Reproduce the records below exactly, leaving out any pictures.

* start Records supplied *

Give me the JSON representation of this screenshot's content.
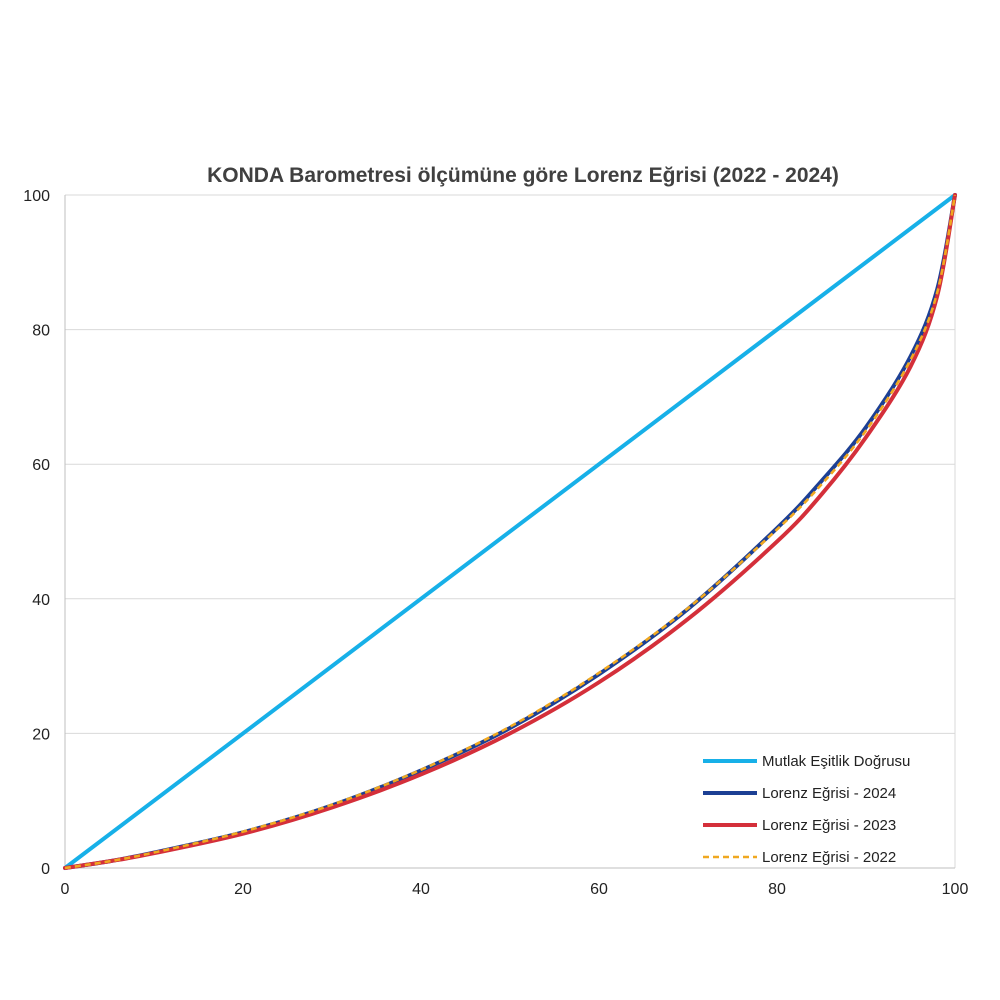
{
  "chart_data": {
    "type": "line",
    "title": "KONDA Barometresi ölçümüne göre Lorenz Eğrisi (2022 - 2024)",
    "xlabel": "",
    "ylabel": "",
    "xlim": [
      0,
      100
    ],
    "ylim": [
      0,
      100
    ],
    "x_ticks": [
      0,
      20,
      40,
      60,
      80,
      100
    ],
    "y_ticks": [
      0,
      20,
      40,
      60,
      80,
      100
    ],
    "grid": true,
    "legend_position": "bottom-right",
    "series": [
      {
        "name": "Mutlak Eşitlik Doğrusu",
        "color": "#17b0e8",
        "style": "solid",
        "x": [
          0,
          100
        ],
        "y": [
          0,
          100
        ]
      },
      {
        "name": "Lorenz Eğrisi - 2024",
        "color": "#1c3f94",
        "style": "solid",
        "x": [
          0,
          5,
          10,
          20,
          30,
          40,
          50,
          60,
          70,
          80,
          85,
          90,
          95,
          98,
          100
        ],
        "y": [
          0,
          1,
          2.3,
          5.3,
          9.3,
          14.5,
          20.8,
          28.8,
          38.5,
          50.5,
          57.5,
          65.5,
          76,
          86,
          100
        ]
      },
      {
        "name": "Lorenz Eğrisi - 2023",
        "color": "#d42f3a",
        "style": "solid",
        "x": [
          0,
          5,
          10,
          20,
          30,
          40,
          50,
          60,
          70,
          80,
          85,
          90,
          95,
          98,
          100
        ],
        "y": [
          0,
          1,
          2.2,
          5.1,
          9,
          13.9,
          20,
          27.6,
          37,
          48.5,
          55.5,
          64,
          74.5,
          85,
          100
        ]
      },
      {
        "name": "Lorenz Eğrisi - 2022",
        "color": "#f0a820",
        "style": "dashed",
        "x": [
          0,
          5,
          10,
          20,
          30,
          40,
          50,
          60,
          70,
          80,
          85,
          90,
          95,
          98,
          100
        ],
        "y": [
          0,
          1,
          2.3,
          5.4,
          9.4,
          14.6,
          21,
          29,
          38.6,
          50.3,
          57,
          65,
          75.5,
          85.5,
          100
        ]
      }
    ]
  }
}
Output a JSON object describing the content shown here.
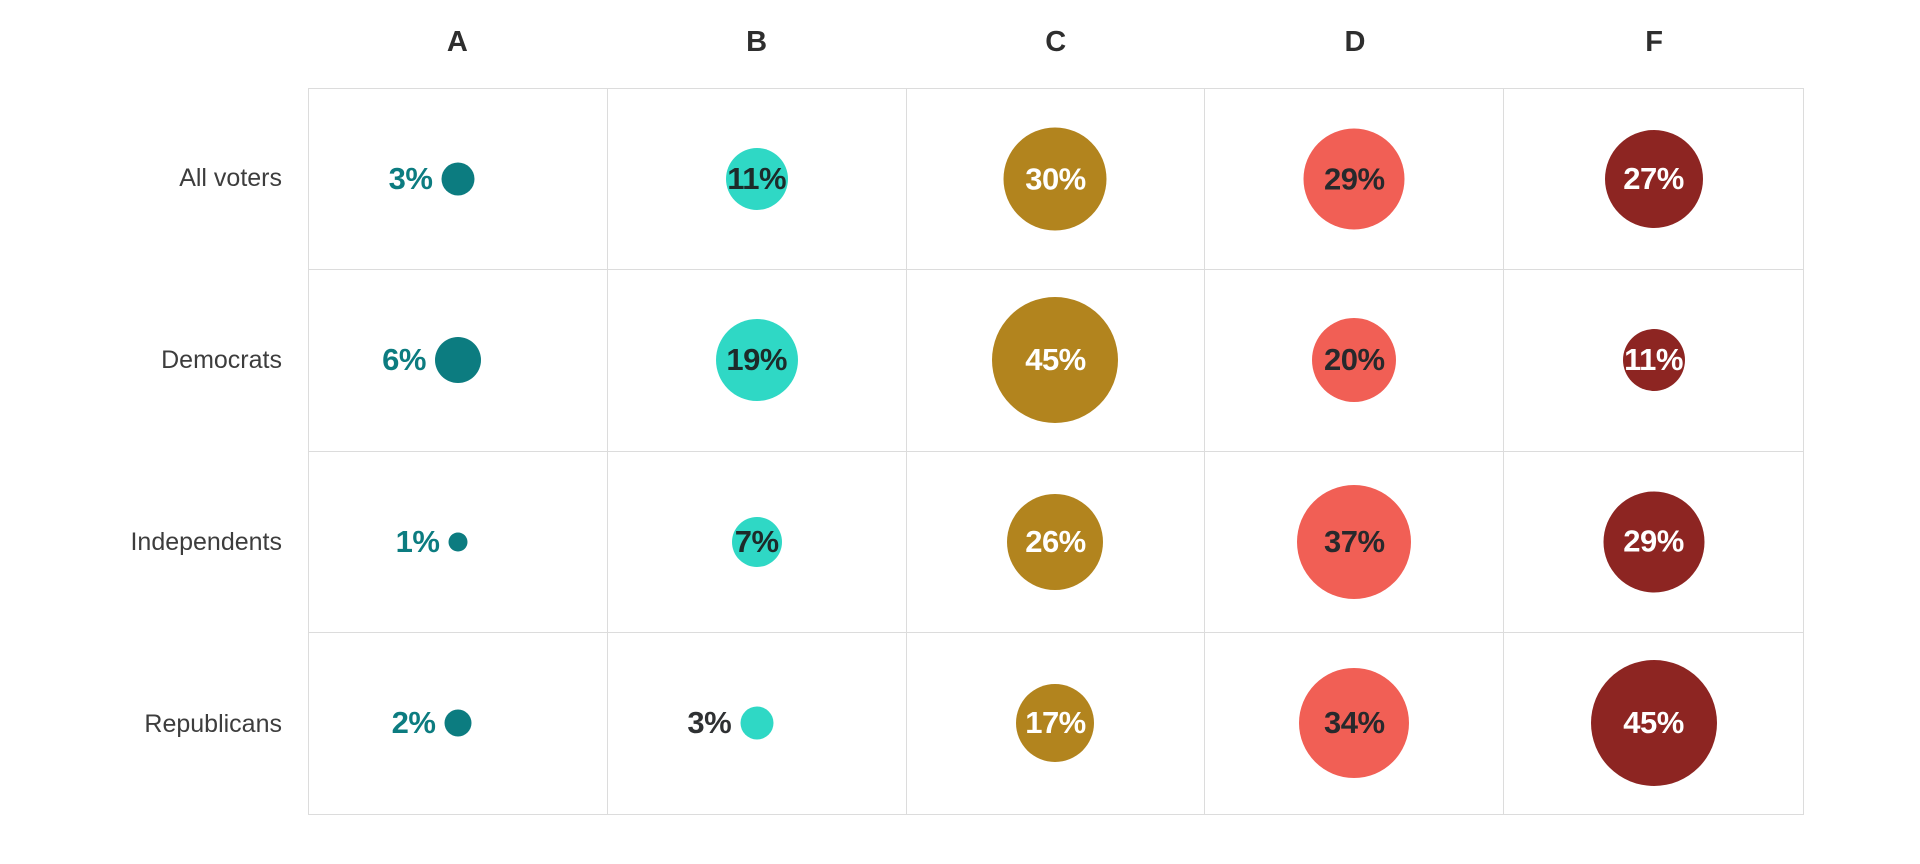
{
  "chart_data": {
    "type": "bubble",
    "subtype": "bubble-grid-matrix",
    "unit": "%",
    "columns": [
      {
        "label": "A",
        "bubble_color": "#0c7c80",
        "inside_text_color": "#ffffff",
        "outside_text_color": "#0c7c80"
      },
      {
        "label": "B",
        "bubble_color": "#2fd8c5",
        "inside_text_color": "#1d2b2a",
        "outside_text_color": "#2f3133"
      },
      {
        "label": "C",
        "bubble_color": "#b2841e",
        "inside_text_color": "#ffffff",
        "outside_text_color": "#b2841e"
      },
      {
        "label": "D",
        "bubble_color": "#f15f55",
        "inside_text_color": "#27292c",
        "outside_text_color": "#27292c"
      },
      {
        "label": "F",
        "bubble_color": "#8d2522",
        "inside_text_color": "#ffffff",
        "outside_text_color": "#8d2522"
      }
    ],
    "categories": [
      "A",
      "B",
      "C",
      "D",
      "F"
    ],
    "series": [
      {
        "name": "All voters",
        "values": [
          3,
          11,
          30,
          29,
          27
        ],
        "labels": [
          "3%",
          "11%",
          "30%",
          "29%",
          "27%"
        ]
      },
      {
        "name": "Democrats",
        "values": [
          6,
          19,
          45,
          20,
          11
        ],
        "labels": [
          "6%",
          "19%",
          "45%",
          "20%",
          "11%"
        ]
      },
      {
        "name": "Independents",
        "values": [
          1,
          7,
          26,
          37,
          29
        ],
        "labels": [
          "1%",
          "7%",
          "26%",
          "37%",
          "29%"
        ]
      },
      {
        "name": "Republicans",
        "values": [
          2,
          3,
          17,
          34,
          45
        ],
        "labels": [
          "2%",
          "3%",
          "17%",
          "34%",
          "45%"
        ]
      }
    ],
    "title": "",
    "legend": "none",
    "grid_line_color": "#dcdcdc",
    "header_text_color": "#2e2e2e",
    "row_label_text_color": "#3d3d3d"
  }
}
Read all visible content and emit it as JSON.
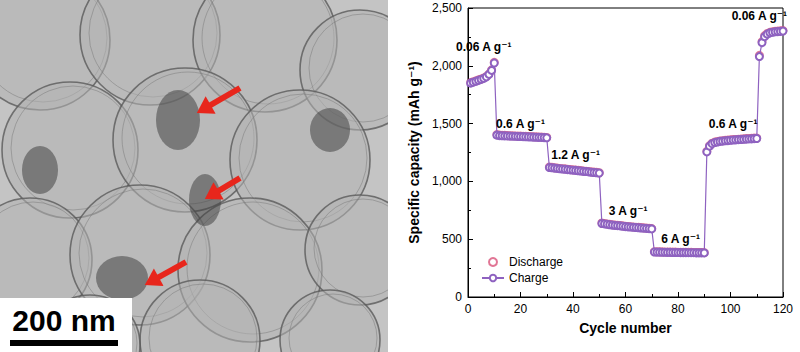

* end Records supplied *

» **Solution for this exercise**:
Give me the JSON representation of this screenshot's content.
{
  "chart_data": {
    "type": "line",
    "title": "KONDA Barometresi ölçümüne göre Lorenz Eğrisi (2022 - 2024)",
    "xlabel": "",
    "ylabel": "",
    "xlim": [
      0,
      100
    ],
    "ylim": [
      0,
      100
    ],
    "x_ticks": [
      0,
      20,
      40,
      60,
      80,
      100
    ],
    "y_ticks": [
      0,
      20,
      40,
      60,
      80,
      100
    ],
    "grid": true,
    "legend_position": "bottom-right",
    "series": [
      {
        "name": "Mutlak Eşitlik Doğrusu",
        "color": "#17b0e8",
        "style": "solid",
        "x": [
          0,
          100
        ],
        "y": [
          0,
          100
        ]
      },
      {
        "name": "Lorenz Eğrisi - 2024",
        "color": "#1c3f94",
        "style": "solid",
        "x": [
          0,
          5,
          10,
          20,
          30,
          40,
          50,
          60,
          70,
          80,
          85,
          90,
          95,
          98,
          100
        ],
        "y": [
          0,
          1,
          2.3,
          5.3,
          9.3,
          14.5,
          20.8,
          28.8,
          38.5,
          50.5,
          57.5,
          65.5,
          76,
          86,
          100
        ]
      },
      {
        "name": "Lorenz Eğrisi - 2023",
        "color": "#d42f3a",
        "style": "solid",
        "x": [
          0,
          5,
          10,
          20,
          30,
          40,
          50,
          60,
          70,
          80,
          85,
          90,
          95,
          98,
          100
        ],
        "y": [
          0,
          1,
          2.2,
          5.1,
          9,
          13.9,
          20,
          27.6,
          37,
          48.5,
          55.5,
          64,
          74.5,
          85,
          100
        ]
      },
      {
        "name": "Lorenz Eğrisi - 2022",
        "color": "#f0a820",
        "style": "dashed",
        "x": [
          0,
          5,
          10,
          20,
          30,
          40,
          50,
          60,
          70,
          80,
          85,
          90,
          95,
          98,
          100
        ],
        "y": [
          0,
          1,
          2.3,
          5.4,
          9.4,
          14.6,
          21,
          29,
          38.6,
          50.3,
          57,
          65,
          75.5,
          85.5,
          100
        ]
      }
    ]
  }
}
Output a JSON object describing the content shown here.
{
  "chart_data": {
    "type": "bubble",
    "subtype": "bubble-grid-matrix",
    "unit": "%",
    "columns": [
      {
        "label": "A",
        "bubble_color": "#0c7c80",
        "inside_text_color": "#ffffff",
        "outside_text_color": "#0c7c80"
      },
      {
        "label": "B",
        "bubble_color": "#2fd8c5",
        "inside_text_color": "#1d2b2a",
        "outside_text_color": "#2f3133"
      },
      {
        "label": "C",
        "bubble_color": "#b2841e",
        "inside_text_color": "#ffffff",
        "outside_text_color": "#b2841e"
      },
      {
        "label": "D",
        "bubble_color": "#f15f55",
        "inside_text_color": "#27292c",
        "outside_text_color": "#27292c"
      },
      {
        "label": "F",
        "bubble_color": "#8d2522",
        "inside_text_color": "#ffffff",
        "outside_text_color": "#8d2522"
      }
    ],
    "categories": [
      "A",
      "B",
      "C",
      "D",
      "F"
    ],
    "series": [
      {
        "name": "All voters",
        "values": [
          3,
          11,
          30,
          29,
          27
        ],
        "labels": [
          "3%",
          "11%",
          "30%",
          "29%",
          "27%"
        ]
      },
      {
        "name": "Democrats",
        "values": [
          6,
          19,
          45,
          20,
          11
        ],
        "labels": [
          "6%",
          "19%",
          "45%",
          "20%",
          "11%"
        ]
      },
      {
        "name": "Independents",
        "values": [
          1,
          7,
          26,
          37,
          29
        ],
        "labels": [
          "1%",
          "7%",
          "26%",
          "37%",
          "29%"
        ]
      },
      {
        "name": "Republicans",
        "values": [
          2,
          3,
          17,
          34,
          45
        ],
        "labels": [
          "2%",
          "3%",
          "17%",
          "34%",
          "45%"
        ]
      }
    ],
    "title": "",
    "legend": "none",
    "grid_line_color": "#dcdcdc",
    "header_text_color": "#2e2e2e",
    "row_label_text_color": "#3d3d3d"
  }
}
Read all visible content and emit it as JSON.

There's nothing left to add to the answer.